**TASK TO CARRY OUT**
Copy all of the material below exactly.

**SOURCE RECORDS**
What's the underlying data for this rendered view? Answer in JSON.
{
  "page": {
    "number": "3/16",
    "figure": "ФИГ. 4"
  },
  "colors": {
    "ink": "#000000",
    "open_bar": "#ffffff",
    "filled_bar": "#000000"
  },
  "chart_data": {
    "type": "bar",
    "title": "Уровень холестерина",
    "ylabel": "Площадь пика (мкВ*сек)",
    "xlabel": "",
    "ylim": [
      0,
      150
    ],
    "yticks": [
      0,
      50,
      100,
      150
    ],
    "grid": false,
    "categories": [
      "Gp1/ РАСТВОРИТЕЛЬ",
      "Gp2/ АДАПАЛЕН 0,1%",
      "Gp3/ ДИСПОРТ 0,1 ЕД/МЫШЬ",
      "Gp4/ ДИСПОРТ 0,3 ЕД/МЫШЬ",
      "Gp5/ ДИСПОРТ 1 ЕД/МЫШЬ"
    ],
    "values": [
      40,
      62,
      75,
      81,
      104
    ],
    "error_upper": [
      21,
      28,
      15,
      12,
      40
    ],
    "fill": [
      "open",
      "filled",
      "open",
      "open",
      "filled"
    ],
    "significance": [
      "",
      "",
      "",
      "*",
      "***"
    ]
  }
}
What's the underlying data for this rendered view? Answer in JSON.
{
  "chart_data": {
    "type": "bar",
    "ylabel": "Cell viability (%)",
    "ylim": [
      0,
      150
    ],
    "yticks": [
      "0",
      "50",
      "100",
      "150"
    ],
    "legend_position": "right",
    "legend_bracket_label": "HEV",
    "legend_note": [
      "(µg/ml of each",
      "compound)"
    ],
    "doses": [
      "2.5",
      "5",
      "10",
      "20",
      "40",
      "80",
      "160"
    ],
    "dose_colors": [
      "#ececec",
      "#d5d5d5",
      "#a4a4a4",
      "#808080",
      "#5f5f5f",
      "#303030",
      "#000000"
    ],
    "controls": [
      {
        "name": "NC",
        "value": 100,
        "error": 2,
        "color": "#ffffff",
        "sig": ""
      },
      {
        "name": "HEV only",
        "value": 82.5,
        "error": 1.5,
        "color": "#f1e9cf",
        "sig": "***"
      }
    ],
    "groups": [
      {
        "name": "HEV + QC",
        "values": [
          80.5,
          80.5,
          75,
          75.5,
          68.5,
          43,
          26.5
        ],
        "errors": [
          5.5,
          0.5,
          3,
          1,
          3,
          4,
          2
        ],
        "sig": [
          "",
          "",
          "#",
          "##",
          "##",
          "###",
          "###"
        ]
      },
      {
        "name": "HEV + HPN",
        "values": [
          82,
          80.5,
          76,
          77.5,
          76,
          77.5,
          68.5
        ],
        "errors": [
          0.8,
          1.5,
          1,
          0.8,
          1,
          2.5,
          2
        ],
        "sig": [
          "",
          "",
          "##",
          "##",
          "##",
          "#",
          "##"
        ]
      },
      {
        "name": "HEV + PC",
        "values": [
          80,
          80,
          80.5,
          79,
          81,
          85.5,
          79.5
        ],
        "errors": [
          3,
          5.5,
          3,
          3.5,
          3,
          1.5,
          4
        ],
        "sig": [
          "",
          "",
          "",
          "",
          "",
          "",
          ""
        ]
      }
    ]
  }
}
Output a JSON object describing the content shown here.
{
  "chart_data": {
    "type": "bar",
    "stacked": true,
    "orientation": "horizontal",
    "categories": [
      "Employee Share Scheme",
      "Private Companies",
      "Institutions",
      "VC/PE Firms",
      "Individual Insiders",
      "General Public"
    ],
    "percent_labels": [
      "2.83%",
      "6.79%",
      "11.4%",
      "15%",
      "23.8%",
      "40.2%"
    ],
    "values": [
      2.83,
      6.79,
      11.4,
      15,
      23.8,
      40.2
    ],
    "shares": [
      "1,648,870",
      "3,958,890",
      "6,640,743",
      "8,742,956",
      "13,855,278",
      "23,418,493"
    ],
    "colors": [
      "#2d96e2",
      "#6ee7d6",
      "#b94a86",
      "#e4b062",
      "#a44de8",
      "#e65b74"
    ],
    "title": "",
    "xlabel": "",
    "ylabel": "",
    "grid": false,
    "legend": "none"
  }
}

**THE RESPONSE**
What's the underlying data for this rendered view? Answer in JSON.
{
  "page": {
    "number": "3/16",
    "figure": "ФИГ. 4"
  },
  "colors": {
    "ink": "#000000",
    "open_bar": "#ffffff",
    "filled_bar": "#000000"
  },
  "chart_data": {
    "type": "bar",
    "title": "Уровень холестерина",
    "ylabel": "Площадь пика (мкВ*сек)",
    "xlabel": "",
    "ylim": [
      0,
      150
    ],
    "yticks": [
      0,
      50,
      100,
      150
    ],
    "grid": false,
    "categories": [
      "Gp1/ РАСТВОРИТЕЛЬ",
      "Gp2/ АДАПАЛЕН 0,1%",
      "Gp3/ ДИСПОРТ 0,1 ЕД/МЫШЬ",
      "Gp4/ ДИСПОРТ 0,3 ЕД/МЫШЬ",
      "Gp5/ ДИСПОРТ 1 ЕД/МЫШЬ"
    ],
    "values": [
      40,
      62,
      75,
      81,
      104
    ],
    "error_upper": [
      21,
      28,
      15,
      12,
      40
    ],
    "fill": [
      "open",
      "filled",
      "open",
      "open",
      "filled"
    ],
    "significance": [
      "",
      "",
      "",
      "*",
      "***"
    ]
  }
}
What's the underlying data for this rendered view? Answer in JSON.
{
  "chart_data": {
    "type": "bar",
    "ylabel": "Cell viability (%)",
    "ylim": [
      0,
      150
    ],
    "yticks": [
      "0",
      "50",
      "100",
      "150"
    ],
    "legend_position": "right",
    "legend_bracket_label": "HEV",
    "legend_note": [
      "(µg/ml of each",
      "compound)"
    ],
    "doses": [
      "2.5",
      "5",
      "10",
      "20",
      "40",
      "80",
      "160"
    ],
    "dose_colors": [
      "#ececec",
      "#d5d5d5",
      "#a4a4a4",
      "#808080",
      "#5f5f5f",
      "#303030",
      "#000000"
    ],
    "controls": [
      {
        "name": "NC",
        "value": 100,
        "error": 2,
        "color": "#ffffff",
        "sig": ""
      },
      {
        "name": "HEV only",
        "value": 82.5,
        "error": 1.5,
        "color": "#f1e9cf",
        "sig": "***"
      }
    ],
    "groups": [
      {
        "name": "HEV + QC",
        "values": [
          80.5,
          80.5,
          75,
          75.5,
          68.5,
          43,
          26.5
        ],
        "errors": [
          5.5,
          0.5,
          3,
          1,
          3,
          4,
          2
        ],
        "sig": [
          "",
          "",
          "#",
          "##",
          "##",
          "###",
          "###"
        ]
      },
      {
        "name": "HEV + HPN",
        "values": [
          82,
          80.5,
          76,
          77.5,
          76,
          77.5,
          68.5
        ],
        "errors": [
          0.8,
          1.5,
          1,
          0.8,
          1,
          2.5,
          2
        ],
        "sig": [
          "",
          "",
          "##",
          "##",
          "##",
          "#",
          "##"
        ]
      },
      {
        "name": "HEV + PC",
        "values": [
          80,
          80,
          80.5,
          79,
          81,
          85.5,
          79.5
        ],
        "errors": [
          3,
          5.5,
          3,
          3.5,
          3,
          1.5,
          4
        ],
        "sig": [
          "",
          "",
          "",
          "",
          "",
          "",
          ""
        ]
      }
    ]
  }
}
Output a JSON object describing the content shown here.
{
  "chart_data": {
    "type": "bar",
    "stacked": true,
    "orientation": "horizontal",
    "categories": [
      "Employee Share Scheme",
      "Private Companies",
      "Institutions",
      "VC/PE Firms",
      "Individual Insiders",
      "General Public"
    ],
    "percent_labels": [
      "2.83%",
      "6.79%",
      "11.4%",
      "15%",
      "23.8%",
      "40.2%"
    ],
    "values": [
      2.83,
      6.79,
      11.4,
      15,
      23.8,
      40.2
    ],
    "shares": [
      "1,648,870",
      "3,958,890",
      "6,640,743",
      "8,742,956",
      "13,855,278",
      "23,418,493"
    ],
    "colors": [
      "#2d96e2",
      "#6ee7d6",
      "#b94a86",
      "#e4b062",
      "#a44de8",
      "#e65b74"
    ],
    "title": "",
    "xlabel": "",
    "ylabel": "",
    "grid": false,
    "legend": "none"
  }
}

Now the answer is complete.